== Records for the task ==
----

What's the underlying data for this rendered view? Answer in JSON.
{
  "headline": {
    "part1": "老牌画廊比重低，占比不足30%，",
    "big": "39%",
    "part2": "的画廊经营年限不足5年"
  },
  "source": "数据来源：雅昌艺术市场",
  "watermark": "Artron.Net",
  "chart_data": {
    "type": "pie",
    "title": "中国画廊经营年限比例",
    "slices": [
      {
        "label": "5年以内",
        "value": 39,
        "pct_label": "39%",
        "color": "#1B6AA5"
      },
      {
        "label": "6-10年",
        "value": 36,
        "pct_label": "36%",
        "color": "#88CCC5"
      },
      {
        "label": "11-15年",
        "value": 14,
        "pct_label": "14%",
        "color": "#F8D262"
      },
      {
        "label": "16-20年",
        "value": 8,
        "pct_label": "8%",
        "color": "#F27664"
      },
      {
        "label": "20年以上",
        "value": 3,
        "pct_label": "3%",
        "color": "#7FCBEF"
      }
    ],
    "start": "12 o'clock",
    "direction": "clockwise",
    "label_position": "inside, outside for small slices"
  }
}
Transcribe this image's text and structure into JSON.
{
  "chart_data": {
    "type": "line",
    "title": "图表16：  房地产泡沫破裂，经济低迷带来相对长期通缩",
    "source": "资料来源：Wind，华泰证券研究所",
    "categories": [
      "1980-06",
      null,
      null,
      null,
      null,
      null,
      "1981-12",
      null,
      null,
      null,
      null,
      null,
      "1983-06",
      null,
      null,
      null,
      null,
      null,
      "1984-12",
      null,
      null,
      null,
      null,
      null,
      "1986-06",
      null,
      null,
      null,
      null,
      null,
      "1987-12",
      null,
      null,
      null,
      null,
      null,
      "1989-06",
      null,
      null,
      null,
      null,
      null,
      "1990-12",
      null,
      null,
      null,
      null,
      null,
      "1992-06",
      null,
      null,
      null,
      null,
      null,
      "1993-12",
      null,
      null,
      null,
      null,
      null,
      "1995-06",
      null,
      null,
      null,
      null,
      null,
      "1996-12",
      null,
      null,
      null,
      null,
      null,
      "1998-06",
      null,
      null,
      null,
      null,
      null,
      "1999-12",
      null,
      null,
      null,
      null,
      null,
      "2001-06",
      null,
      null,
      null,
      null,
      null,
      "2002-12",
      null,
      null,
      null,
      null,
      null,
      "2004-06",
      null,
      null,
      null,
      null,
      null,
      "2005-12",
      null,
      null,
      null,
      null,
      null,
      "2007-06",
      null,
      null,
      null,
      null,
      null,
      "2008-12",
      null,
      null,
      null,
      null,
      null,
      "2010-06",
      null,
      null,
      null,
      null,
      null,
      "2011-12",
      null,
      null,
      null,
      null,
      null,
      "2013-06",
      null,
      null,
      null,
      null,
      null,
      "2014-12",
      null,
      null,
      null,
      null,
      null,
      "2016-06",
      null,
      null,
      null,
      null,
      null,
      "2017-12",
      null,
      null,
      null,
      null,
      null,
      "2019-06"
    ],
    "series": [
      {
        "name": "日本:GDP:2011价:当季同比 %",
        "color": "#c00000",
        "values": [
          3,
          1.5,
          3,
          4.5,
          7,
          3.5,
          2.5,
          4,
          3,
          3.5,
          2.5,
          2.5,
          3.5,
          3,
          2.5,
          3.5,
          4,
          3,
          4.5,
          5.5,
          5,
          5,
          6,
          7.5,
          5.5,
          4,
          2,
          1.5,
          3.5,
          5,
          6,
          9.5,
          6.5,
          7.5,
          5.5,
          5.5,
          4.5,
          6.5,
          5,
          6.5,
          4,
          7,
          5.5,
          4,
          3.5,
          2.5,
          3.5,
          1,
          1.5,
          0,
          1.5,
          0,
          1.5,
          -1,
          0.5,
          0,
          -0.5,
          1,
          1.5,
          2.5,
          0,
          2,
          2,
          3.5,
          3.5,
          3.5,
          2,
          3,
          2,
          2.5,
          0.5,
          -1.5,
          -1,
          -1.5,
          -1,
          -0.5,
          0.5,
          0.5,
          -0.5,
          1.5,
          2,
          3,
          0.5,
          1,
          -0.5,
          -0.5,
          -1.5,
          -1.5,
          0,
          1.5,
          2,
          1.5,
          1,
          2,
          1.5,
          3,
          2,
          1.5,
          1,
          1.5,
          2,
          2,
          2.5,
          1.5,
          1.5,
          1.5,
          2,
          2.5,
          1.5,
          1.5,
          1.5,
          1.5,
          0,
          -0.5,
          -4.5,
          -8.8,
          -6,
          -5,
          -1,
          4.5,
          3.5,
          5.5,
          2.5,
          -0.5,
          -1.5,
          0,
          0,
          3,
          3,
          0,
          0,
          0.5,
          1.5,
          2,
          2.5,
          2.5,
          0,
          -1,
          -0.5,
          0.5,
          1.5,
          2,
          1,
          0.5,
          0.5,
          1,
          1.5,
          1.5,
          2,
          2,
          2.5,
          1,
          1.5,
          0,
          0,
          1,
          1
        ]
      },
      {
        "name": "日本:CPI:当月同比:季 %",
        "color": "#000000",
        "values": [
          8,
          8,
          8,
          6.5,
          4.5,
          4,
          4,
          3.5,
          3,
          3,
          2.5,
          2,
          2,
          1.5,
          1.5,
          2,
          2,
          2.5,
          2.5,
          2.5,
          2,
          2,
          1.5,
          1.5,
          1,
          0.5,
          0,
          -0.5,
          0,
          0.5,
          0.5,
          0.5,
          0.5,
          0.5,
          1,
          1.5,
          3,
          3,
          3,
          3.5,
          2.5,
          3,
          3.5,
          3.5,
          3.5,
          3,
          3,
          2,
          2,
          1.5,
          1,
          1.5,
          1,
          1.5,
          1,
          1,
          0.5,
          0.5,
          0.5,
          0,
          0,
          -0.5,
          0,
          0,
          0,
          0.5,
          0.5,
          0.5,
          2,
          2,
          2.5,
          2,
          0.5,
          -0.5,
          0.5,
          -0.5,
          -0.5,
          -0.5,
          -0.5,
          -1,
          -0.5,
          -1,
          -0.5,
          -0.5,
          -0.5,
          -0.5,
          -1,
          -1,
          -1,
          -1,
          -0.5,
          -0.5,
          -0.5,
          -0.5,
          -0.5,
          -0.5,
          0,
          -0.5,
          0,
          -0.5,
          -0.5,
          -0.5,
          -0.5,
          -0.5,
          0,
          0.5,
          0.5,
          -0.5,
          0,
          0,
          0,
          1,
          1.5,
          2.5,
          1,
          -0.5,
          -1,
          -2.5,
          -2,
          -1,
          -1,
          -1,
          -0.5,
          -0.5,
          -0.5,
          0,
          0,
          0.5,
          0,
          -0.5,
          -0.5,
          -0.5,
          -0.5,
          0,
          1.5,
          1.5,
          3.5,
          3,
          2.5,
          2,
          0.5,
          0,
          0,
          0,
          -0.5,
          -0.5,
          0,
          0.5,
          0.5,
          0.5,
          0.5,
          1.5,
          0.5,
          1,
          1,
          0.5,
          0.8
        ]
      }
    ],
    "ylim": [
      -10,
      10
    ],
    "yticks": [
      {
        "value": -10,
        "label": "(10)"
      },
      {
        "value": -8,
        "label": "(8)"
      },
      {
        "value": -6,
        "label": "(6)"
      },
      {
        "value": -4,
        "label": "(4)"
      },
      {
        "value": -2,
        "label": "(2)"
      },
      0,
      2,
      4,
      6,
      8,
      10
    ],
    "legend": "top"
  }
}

----

== Goal ==
From the listing above, return each line with the word "slices".

== Worked answer ==
    "slices": [
    "label_position": "inside, outside for small slices"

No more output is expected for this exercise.